**Problem to work on**
Turn every line of each listing into a Markdown table with a column "Row" for the row number and a column "Line" for the line itself. Skip any blank lines.

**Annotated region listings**
[START]

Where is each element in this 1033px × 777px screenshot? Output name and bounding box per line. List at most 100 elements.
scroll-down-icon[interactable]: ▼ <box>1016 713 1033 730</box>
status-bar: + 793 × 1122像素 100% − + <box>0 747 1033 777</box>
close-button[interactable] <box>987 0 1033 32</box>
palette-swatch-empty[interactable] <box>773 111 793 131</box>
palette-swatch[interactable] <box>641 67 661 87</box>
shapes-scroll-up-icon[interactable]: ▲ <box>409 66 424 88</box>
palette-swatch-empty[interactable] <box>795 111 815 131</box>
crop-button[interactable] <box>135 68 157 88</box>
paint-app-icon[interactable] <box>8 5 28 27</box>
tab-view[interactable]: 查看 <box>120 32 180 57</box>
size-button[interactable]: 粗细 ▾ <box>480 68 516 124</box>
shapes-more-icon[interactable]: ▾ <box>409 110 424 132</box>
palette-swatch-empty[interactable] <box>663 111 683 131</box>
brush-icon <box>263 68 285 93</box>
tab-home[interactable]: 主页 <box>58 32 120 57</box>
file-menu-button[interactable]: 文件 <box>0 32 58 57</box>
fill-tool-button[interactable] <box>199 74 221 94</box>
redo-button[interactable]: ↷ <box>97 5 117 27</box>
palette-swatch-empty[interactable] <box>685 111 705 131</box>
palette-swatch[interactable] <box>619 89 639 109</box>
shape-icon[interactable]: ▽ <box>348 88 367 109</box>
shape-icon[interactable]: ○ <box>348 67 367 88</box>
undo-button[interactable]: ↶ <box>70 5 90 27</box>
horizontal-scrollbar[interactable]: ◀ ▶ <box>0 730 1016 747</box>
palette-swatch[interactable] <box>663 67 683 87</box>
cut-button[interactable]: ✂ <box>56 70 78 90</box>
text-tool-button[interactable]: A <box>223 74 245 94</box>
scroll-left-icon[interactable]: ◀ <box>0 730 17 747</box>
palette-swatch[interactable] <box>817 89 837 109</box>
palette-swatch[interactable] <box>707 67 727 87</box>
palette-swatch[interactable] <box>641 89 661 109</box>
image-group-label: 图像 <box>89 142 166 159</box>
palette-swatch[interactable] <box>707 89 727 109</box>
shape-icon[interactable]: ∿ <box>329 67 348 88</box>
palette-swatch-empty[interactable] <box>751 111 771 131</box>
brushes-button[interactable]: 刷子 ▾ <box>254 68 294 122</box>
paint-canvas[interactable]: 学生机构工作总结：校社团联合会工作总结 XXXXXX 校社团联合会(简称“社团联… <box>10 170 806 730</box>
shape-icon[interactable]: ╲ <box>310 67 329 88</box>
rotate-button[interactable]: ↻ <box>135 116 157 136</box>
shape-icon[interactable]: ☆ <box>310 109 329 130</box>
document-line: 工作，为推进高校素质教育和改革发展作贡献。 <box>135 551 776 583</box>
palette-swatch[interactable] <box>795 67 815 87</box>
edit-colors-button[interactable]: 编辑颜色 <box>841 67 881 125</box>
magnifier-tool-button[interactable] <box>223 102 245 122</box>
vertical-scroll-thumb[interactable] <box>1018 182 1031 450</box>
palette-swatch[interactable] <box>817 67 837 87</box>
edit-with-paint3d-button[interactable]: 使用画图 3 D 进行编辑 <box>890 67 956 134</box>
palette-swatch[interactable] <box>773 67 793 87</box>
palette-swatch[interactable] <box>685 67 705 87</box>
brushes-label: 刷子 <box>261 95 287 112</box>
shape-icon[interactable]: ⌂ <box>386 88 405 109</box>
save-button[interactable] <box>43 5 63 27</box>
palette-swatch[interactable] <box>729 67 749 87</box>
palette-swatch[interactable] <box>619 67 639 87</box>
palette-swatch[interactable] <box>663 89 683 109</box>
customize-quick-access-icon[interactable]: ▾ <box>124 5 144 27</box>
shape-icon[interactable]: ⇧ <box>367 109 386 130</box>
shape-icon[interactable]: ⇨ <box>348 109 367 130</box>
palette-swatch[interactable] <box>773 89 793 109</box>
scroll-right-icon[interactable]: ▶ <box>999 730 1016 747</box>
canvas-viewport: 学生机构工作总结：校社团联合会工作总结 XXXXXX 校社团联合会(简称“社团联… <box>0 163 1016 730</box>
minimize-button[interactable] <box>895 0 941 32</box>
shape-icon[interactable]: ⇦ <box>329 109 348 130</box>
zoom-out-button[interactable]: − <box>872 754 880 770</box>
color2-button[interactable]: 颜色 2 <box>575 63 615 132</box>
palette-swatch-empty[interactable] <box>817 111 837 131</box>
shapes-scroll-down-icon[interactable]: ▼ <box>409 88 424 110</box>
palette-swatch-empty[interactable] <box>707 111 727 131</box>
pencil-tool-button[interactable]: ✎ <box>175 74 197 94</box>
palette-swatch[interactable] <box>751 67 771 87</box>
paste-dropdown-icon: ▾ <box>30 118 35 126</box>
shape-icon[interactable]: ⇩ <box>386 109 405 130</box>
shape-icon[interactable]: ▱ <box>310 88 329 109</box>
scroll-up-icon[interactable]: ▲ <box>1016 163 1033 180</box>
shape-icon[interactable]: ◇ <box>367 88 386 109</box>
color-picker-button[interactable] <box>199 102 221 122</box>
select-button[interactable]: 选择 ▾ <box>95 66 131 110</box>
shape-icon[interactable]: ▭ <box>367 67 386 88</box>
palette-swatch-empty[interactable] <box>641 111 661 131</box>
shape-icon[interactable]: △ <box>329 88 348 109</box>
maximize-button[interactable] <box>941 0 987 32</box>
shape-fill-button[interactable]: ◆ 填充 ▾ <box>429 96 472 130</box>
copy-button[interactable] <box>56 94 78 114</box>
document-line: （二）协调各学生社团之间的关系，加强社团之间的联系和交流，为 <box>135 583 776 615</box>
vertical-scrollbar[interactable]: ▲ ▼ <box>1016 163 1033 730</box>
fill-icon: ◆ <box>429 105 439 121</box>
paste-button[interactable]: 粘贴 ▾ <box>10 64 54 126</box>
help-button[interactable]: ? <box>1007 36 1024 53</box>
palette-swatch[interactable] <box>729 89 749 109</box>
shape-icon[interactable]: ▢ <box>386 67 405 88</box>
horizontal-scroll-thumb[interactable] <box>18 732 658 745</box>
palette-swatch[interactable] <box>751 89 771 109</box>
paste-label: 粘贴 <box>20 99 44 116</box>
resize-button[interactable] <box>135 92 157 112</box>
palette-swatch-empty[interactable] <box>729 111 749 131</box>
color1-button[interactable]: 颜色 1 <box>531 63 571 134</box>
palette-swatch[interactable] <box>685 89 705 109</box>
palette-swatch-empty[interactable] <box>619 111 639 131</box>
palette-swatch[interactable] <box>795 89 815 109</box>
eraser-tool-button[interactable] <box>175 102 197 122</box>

[END]

**Exercise result**
| Row | Line |
|---|---|
| 1 | Where is each element in this 1033px × 777px screenshot? Output name and bounding box per line. List at most 100 elements. |
| 2 | scroll-down-icon[interactable]: ▼ <box>1016 713 1033 730</box> |
| 3 | status-bar: + 793 × 1122像素 100% − + <box>0 747 1033 777</box> |
| 4 | close-button[interactable] <box>987 0 1033 32</box> |
| 5 | palette-swatch-empty[interactable] <box>773 111 793 131</box> |
| 6 | palette-swatch[interactable] <box>641 67 661 87</box> |
| 7 | shapes-scroll-up-icon[interactable]: ▲ <box>409 66 424 88</box> |
| 8 | palette-swatch-empty[interactable] <box>795 111 815 131</box> |
| 9 | crop-button[interactable] <box>135 68 157 88</box> |
| 10 | paint-app-icon[interactable] <box>8 5 28 27</box> |
| 11 | tab-view[interactable]: 查看 <box>120 32 180 57</box> |
| 12 | size-button[interactable]: 粗细 ▾ <box>480 68 516 124</box> |
| 13 | shapes-more-icon[interactable]: ▾ <box>409 110 424 132</box> |
| 14 | palette-swatch-empty[interactable] <box>663 111 683 131</box> |
| 15 | brush-icon <box>263 68 285 93</box> |
| 16 | tab-home[interactable]: 主页 <box>58 32 120 57</box> |
| 17 | file-menu-button[interactable]: 文件 <box>0 32 58 57</box> |
| 18 | fill-tool-button[interactable] <box>199 74 221 94</box> |
| 19 | redo-button[interactable]: ↷ <box>97 5 117 27</box> |
| 20 | palette-swatch-empty[interactable] <box>685 111 705 131</box> |
| 21 | palette-swatch[interactable] <box>619 89 639 109</box> |
| 22 | shape-icon[interactable]: ▽ <box>348 88 367 109</box> |
| 23 | shape-icon[interactable]: ○ <box>348 67 367 88</box> |
| 24 | undo-button[interactable]: ↶ <box>70 5 90 27</box> |
| 25 | horizontal-scrollbar[interactable]: ◀ ▶ <box>0 730 1016 747</box> |
| 26 | palette-swatch[interactable] <box>663 67 683 87</box> |
| 27 | cut-button[interactable]: ✂ <box>56 70 78 90</box> |
| 28 | text-tool-button[interactable]: A <box>223 74 245 94</box> |
| 29 | scroll-left-icon[interactable]: ◀ <box>0 730 17 747</box> |
| 30 | palette-swatch[interactable] <box>817 89 837 109</box> |
| 31 | palette-swatch[interactable] <box>707 67 727 87</box> |
| 32 | palette-swatch[interactable] <box>641 89 661 109</box> |
| 33 | image-group-label: 图像 <box>89 142 166 159</box> |
| 34 | palette-swatch[interactable] <box>707 89 727 109</box> |
| 35 | shape-icon[interactable]: ∿ <box>329 67 348 88</box> |
| 36 | palette-swatch-empty[interactable] <box>751 111 771 131</box> |
| 37 | brushes-button[interactable]: 刷子 ▾ <box>254 68 294 122</box> |
| 38 | paint-canvas[interactable]: 学生机构工作总结：校社团联合会工作总结 XXXXXX 校社团联合会(简称“社团联… <box>10 170 806 730</box> |
| 39 | shape-icon[interactable]: ╲ <box>310 67 329 88</box> |
| 40 | rotate-button[interactable]: ↻ <box>135 116 157 136</box> |
| 41 | shape-icon[interactable]: ☆ <box>310 109 329 130</box> |
| 42 | document-line: 工作，为推进高校素质教育和改革发展作贡献。 <box>135 551 776 583</box> |
| 43 | palette-swatch[interactable] <box>795 67 815 87</box> |
| 44 | edit-colors-button[interactable]: 编辑颜色 <box>841 67 881 125</box> |
| 45 | magnifier-tool-button[interactable] <box>223 102 245 122</box> |
| 46 | vertical-scroll-thumb[interactable] <box>1018 182 1031 450</box> |
| 47 | palette-swatch[interactable] <box>817 67 837 87</box> |
| 48 | edit-with-paint3d-button[interactable]: 使用画图 3 D 进行编辑 <box>890 67 956 134</box> |
| 49 | palette-swatch[interactable] <box>773 67 793 87</box> |
| 50 | palette-swatch[interactable] <box>685 67 705 87</box> |
| 51 | brushes-label: 刷子 <box>261 95 287 112</box> |
| 52 | shape-icon[interactable]: ⌂ <box>386 88 405 109</box> |
| 53 | save-button[interactable] <box>43 5 63 27</box> |
| 54 | palette-swatch[interactable] <box>729 67 749 87</box> |
| 55 | palette-swatch[interactable] <box>619 67 639 87</box> |
| 56 | palette-swatch[interactable] <box>663 89 683 109</box> |
| 57 | customize-quick-access-icon[interactable]: ▾ <box>124 5 144 27</box> |
| 58 | shape-icon[interactable]: ⇧ <box>367 109 386 130</box> |
| 59 | shape-icon[interactable]: ⇨ <box>348 109 367 130</box> |
| 60 | palette-swatch[interactable] <box>773 89 793 109</box> |
| 61 | scroll-right-icon[interactable]: ▶ <box>999 730 1016 747</box> |
| 62 | canvas-viewport: 学生机构工作总结：校社团联合会工作总结 XXXXXX 校社团联合会(简称“社团联… <box>0 163 1016 730</box> |
| 63 | minimize-button[interactable] <box>895 0 941 32</box> |
| 64 | shape-icon[interactable]: ⇦ <box>329 109 348 130</box> |
| 65 | zoom-out-button[interactable]: − <box>872 754 880 770</box> |
| 66 | color2-button[interactable]: 颜色 2 <box>575 63 615 132</box> |
| 67 | palette-swatch-empty[interactable] <box>817 111 837 131</box> |
| 68 | shapes-scroll-down-icon[interactable]: ▼ <box>409 88 424 110</box> |
| 69 | palette-swatch-empty[interactable] <box>707 111 727 131</box> |
| 70 | pencil-tool-button[interactable]: ✎ <box>175 74 197 94</box> |
| 71 | palette-swatch[interactable] <box>751 67 771 87</box> |
| 72 | paste-dropdown-icon: ▾ <box>30 118 35 126</box> |
| 73 | shape-icon[interactable]: ⇩ <box>386 109 405 130</box> |
| 74 | shape-icon[interactable]: ▱ <box>310 88 329 109</box> |
| 75 | scroll-up-icon[interactable]: ▲ <box>1016 163 1033 180</box> |
| 76 | shape-icon[interactable]: ◇ <box>367 88 386 109</box> |
| 77 | color-picker-button[interactable] <box>199 102 221 122</box> |
| 78 | select-button[interactable]: 选择 ▾ <box>95 66 131 110</box> |
| 79 | shape-icon[interactable]: ▭ <box>367 67 386 88</box> |
| 80 | palette-swatch-empty[interactable] <box>641 111 661 131</box> |
| 81 | shape-icon[interactable]: △ <box>329 88 348 109</box> |
| 82 | maximize-button[interactable] <box>941 0 987 32</box> |
| 83 | shape-fill-button[interactable]: ◆ 填充 ▾ <box>429 96 472 130</box> |
| 84 | copy-button[interactable] <box>56 94 78 114</box> |
| 85 | document-line: （二）协调各学生社团之间的关系，加强社团之间的联系和交流，为 <box>135 583 776 615</box> |
| 86 | vertical-scrollbar[interactable]: ▲ ▼ <box>1016 163 1033 730</box> |
| 87 | fill-icon: ◆ <box>429 105 439 121</box> |
| 88 | paste-button[interactable]: 粘贴 ▾ <box>10 64 54 126</box> |
| 89 | help-button[interactable]: ? <box>1007 36 1024 53</box> |
| 90 | palette-swatch[interactable] <box>729 89 749 109</box> |
| 91 | shape-icon[interactable]: ▢ <box>386 67 405 88</box> |
| 92 | horizontal-scroll-thumb[interactable] <box>18 732 658 745</box> |
| 93 | palette-swatch[interactable] <box>751 89 771 109</box> |
| 94 | paste-label: 粘贴 <box>20 99 44 116</box> |
| 95 | resize-button[interactable] <box>135 92 157 112</box> |
| 96 | palette-swatch-empty[interactable] <box>729 111 749 131</box> |
| 97 | color1-button[interactable]: 颜色 1 <box>531 63 571 134</box> |
| 98 | palette-swatch[interactable] <box>685 89 705 109</box> |
| 99 | palette-swatch-empty[interactable] <box>619 111 639 131</box> |
| 100 | palette-swatch[interactable] <box>795 89 815 109</box> |
| 101 | eraser-tool-button[interactable] <box>175 102 197 122</box> |